-- START OF EXCERPT TO READ --
So why does this matter to the likes of 2 to 5-year (and beyond) Fixed Rate Mortgages?
It matters as the government bond yield curve from 2 to 30-years ESTABLISHES THE FLOOR on bank lending rates, as banks can rarely borrow cheaper from the capital markets than the better quality/rated government to fund themselves, and lend money on to businesses and consumers.
My point being, is that with the best will in the world, the BoE does not control commercial interest rates, IT IS THE UK GOVERNMENTS CREDIT WORTHINESS (AND EXPECTED FUTURE INFLATION RATES) THAT DETERMINES our interest rates, as it is that market perception that means there are MORE buyers than sellers of UK Gilts, which brings interest rates down.
So will the BoE raise the Base rate from 0,50% anytime soon? It is highly unlikely, but in the February inflation report, they are likely to publish new guidelines, possibly based on other economic data than the traditional inflation and more recently targetted unemployment, reports.
-- END OF EXCERPT TO READ --
-- START OF DATASET RECORDS --
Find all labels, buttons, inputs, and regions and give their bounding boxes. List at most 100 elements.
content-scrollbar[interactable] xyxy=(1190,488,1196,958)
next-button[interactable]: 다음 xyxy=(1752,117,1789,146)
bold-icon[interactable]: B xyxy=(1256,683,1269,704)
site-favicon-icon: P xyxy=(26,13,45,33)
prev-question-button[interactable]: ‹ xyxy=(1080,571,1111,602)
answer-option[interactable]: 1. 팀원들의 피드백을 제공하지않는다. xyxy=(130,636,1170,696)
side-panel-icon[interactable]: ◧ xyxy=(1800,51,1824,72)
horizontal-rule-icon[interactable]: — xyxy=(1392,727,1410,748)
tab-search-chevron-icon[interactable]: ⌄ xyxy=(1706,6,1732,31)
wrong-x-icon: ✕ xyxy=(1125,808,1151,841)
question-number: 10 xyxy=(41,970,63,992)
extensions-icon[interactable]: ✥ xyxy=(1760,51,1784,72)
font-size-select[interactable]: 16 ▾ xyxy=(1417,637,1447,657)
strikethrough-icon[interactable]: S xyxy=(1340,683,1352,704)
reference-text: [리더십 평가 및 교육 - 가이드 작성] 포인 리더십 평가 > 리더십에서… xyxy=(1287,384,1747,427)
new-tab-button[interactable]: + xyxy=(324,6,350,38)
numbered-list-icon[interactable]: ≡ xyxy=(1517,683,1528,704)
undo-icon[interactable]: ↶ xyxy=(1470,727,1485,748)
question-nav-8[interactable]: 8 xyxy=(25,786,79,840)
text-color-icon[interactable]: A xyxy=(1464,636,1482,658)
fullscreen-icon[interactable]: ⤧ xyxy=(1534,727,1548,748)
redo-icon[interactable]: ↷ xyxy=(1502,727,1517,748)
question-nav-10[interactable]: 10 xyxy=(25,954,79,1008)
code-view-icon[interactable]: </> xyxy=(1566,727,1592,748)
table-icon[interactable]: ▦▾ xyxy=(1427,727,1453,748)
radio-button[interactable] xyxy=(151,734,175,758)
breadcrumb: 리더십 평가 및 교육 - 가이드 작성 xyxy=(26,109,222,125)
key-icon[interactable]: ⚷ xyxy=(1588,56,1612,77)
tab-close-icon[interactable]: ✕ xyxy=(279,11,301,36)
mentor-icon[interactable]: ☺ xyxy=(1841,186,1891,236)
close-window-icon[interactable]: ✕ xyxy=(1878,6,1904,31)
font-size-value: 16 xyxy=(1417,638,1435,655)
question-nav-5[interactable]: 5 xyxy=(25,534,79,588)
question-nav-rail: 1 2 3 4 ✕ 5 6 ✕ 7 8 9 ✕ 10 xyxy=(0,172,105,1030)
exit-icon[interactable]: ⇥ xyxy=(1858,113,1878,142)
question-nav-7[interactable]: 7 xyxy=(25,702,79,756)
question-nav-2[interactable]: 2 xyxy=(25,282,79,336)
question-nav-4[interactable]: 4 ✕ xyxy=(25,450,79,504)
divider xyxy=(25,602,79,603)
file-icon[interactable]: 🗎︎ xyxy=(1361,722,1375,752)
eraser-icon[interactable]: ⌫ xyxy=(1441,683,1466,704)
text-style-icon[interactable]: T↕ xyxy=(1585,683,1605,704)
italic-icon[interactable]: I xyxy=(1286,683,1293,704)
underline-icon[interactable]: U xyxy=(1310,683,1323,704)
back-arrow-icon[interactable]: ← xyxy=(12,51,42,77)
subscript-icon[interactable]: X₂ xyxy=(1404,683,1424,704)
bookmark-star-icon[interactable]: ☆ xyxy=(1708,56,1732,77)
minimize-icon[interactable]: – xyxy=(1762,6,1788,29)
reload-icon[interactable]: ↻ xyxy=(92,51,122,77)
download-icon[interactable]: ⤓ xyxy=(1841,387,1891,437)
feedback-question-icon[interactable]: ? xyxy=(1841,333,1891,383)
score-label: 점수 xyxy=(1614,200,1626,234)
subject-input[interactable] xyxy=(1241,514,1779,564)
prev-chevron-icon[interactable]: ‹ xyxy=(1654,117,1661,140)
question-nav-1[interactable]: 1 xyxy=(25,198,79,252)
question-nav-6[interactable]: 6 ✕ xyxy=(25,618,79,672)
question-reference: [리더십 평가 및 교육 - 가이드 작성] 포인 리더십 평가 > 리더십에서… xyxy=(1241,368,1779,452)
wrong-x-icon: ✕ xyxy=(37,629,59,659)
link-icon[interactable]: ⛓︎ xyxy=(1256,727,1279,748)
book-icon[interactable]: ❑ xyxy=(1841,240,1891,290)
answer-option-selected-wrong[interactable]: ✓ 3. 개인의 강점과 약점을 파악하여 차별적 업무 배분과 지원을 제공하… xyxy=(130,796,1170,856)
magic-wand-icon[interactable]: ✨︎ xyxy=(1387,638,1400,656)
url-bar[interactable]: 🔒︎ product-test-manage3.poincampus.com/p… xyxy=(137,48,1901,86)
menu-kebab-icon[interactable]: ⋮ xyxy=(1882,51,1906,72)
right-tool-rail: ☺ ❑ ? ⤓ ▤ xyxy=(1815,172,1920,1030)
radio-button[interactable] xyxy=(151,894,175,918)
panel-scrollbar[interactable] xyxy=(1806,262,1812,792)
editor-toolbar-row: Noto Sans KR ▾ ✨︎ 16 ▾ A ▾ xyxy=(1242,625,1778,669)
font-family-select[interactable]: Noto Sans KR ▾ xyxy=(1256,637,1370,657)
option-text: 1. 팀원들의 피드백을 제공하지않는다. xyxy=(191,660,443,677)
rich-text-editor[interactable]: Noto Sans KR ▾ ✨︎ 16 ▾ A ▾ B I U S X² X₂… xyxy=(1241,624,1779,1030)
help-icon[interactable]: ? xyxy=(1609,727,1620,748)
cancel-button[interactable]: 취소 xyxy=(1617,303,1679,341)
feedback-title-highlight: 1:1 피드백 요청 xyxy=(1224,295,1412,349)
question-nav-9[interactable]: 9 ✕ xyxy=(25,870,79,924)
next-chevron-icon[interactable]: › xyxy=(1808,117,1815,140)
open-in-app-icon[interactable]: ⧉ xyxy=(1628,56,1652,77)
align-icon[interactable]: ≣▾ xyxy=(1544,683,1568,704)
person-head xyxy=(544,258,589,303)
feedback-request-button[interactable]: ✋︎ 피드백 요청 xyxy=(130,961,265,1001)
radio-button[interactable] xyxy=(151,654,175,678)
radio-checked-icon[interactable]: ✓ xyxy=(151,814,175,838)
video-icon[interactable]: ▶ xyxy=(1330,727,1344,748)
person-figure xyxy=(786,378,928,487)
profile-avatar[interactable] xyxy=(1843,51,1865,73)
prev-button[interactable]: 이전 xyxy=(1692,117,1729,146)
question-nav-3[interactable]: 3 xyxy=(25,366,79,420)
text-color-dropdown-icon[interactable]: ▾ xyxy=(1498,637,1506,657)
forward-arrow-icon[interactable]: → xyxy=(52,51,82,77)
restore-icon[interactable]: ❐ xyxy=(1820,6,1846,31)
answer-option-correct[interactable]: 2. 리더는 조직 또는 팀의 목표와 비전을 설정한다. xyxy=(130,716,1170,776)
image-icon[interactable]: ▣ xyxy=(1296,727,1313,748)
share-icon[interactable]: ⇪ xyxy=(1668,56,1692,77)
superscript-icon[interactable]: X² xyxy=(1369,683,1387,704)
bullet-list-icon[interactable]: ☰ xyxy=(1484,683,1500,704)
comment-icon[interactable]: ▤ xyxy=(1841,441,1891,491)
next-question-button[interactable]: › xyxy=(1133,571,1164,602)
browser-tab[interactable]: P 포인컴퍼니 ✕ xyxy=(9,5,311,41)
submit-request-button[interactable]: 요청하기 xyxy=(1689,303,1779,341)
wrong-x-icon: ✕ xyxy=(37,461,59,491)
-- END OF DATASET RECORDS --
» **WRITTEN TASKS**
A: Echo the excerpt on UK bond yields from "So will the" up to and including "targetted unemployment, reports.".
B: Restate the paragraph of the excerpt on UK bond yields that begins "My point being" in shorter form, keeping its main facts.

» **TASK-BY-TASK OUTPUTS**
A:
So will the BoE raise the Base rate from 0,50% anytime soon? It is highly unlikely, but in the February inflation report, they are likely to publish new guidelines, possibly based on other economic data than the traditional inflation and more recently targetted unemployment, reports.

B: The BoE does not control commercial interest rates. They are determined by the UK government's creditworthiness and expected future inflation. That market perception creates more buyers than sellers of UK Gilts, which brings interest rates down.